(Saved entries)
*-*-*
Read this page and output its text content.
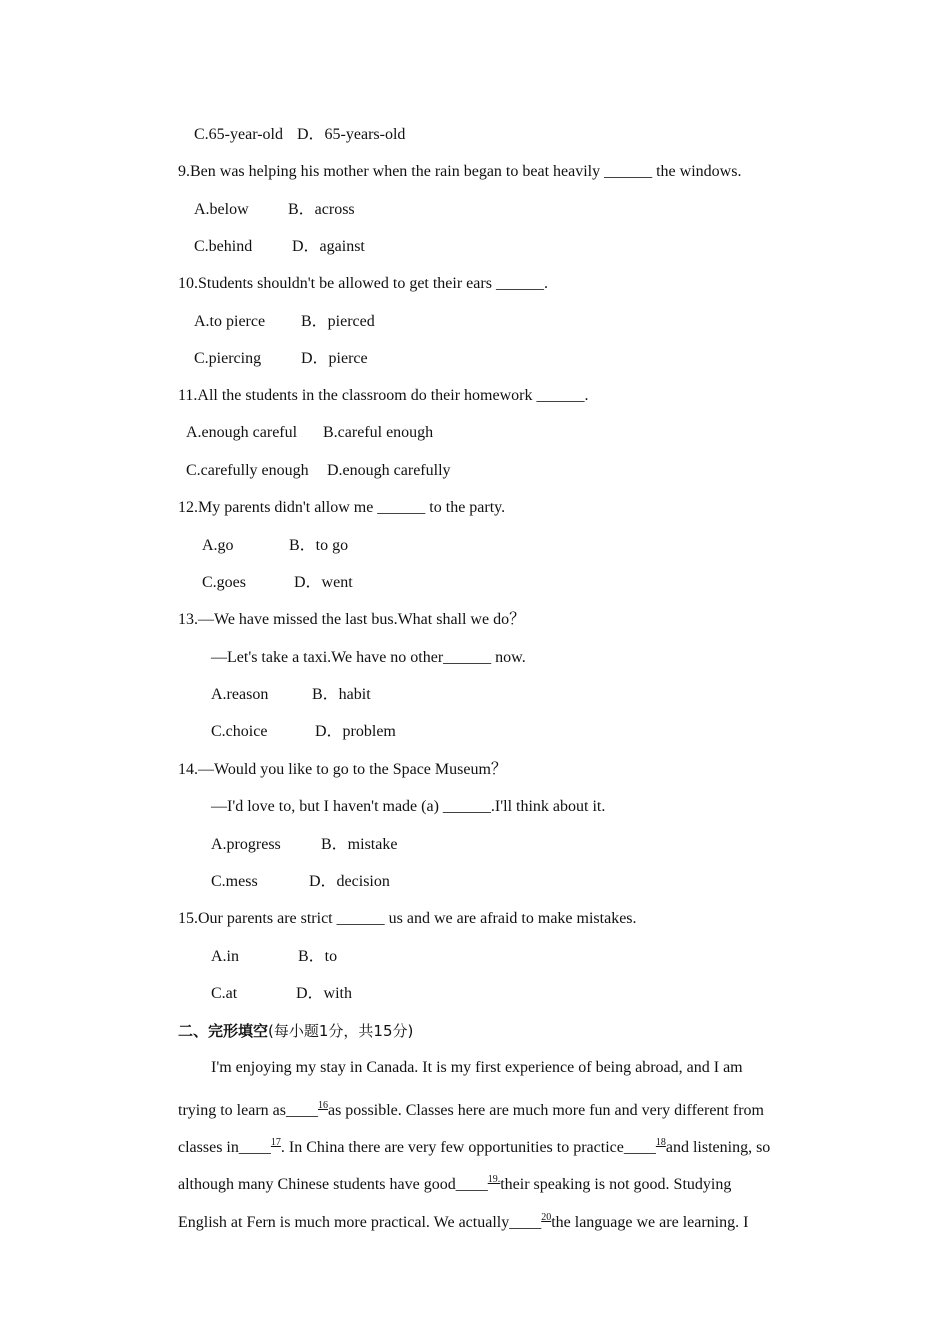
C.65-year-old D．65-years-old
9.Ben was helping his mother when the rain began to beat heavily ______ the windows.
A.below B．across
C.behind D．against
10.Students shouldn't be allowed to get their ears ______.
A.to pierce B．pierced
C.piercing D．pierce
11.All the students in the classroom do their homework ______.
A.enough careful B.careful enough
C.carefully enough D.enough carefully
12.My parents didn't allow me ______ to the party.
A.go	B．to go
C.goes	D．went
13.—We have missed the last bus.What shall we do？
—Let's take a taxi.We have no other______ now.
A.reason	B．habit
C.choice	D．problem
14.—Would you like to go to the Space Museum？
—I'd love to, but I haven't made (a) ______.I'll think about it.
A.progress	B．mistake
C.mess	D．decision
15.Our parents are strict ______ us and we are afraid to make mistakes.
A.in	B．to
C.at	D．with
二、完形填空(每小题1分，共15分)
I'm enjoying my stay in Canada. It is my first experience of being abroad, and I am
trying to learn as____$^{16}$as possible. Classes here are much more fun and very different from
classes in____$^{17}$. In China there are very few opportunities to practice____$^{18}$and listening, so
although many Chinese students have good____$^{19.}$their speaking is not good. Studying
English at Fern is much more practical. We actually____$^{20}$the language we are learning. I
*-*-*
• GOAL OF THE EXERCISE
Retype each entry precisely. Skip images entirely.

• COMPLETED TASK
Read this page and output its text content.
C.65-year-old D．65-years-old
9.Ben was helping his mother when the rain began to beat heavily ______ the windows.
A.below B．across
C.behind D．against
10.Students shouldn't be allowed to get their ears ______.
A.to pierce B．pierced
C.piercing D．pierce
11.All the students in the classroom do their homework ______.
A.enough careful B.careful enough
C.carefully enough D.enough carefully
12.My parents didn't allow me ______ to the party.
A.go	B．to go
C.goes	D．went
13.—We have missed the last bus.What shall we do？
—Let's take a taxi.We have no other______ now.
A.reason	B．habit
C.choice	D．problem
14.—Would you like to go to the Space Museum？
—I'd love to, but I haven't made (a) ______.I'll think about it.
A.progress	B．mistake
C.mess	D．decision
15.Our parents are strict ______ us and we are afraid to make mistakes.
A.in	B．to
C.at	D．with
二、完形填空(每小题1分，共15分)
I'm enjoying my stay in Canada. It is my first experience of being abroad, and I am
trying to learn as____$^{16}$as possible. Classes here are much more fun and very different from
classes in____$^{17}$. In China there are very few opportunities to practice____$^{18}$and listening, so
although many Chinese students have good____$^{19.}$their speaking is not good. Studying
English at Fern is much more practical. We actually____$^{20}$the language we are learning. I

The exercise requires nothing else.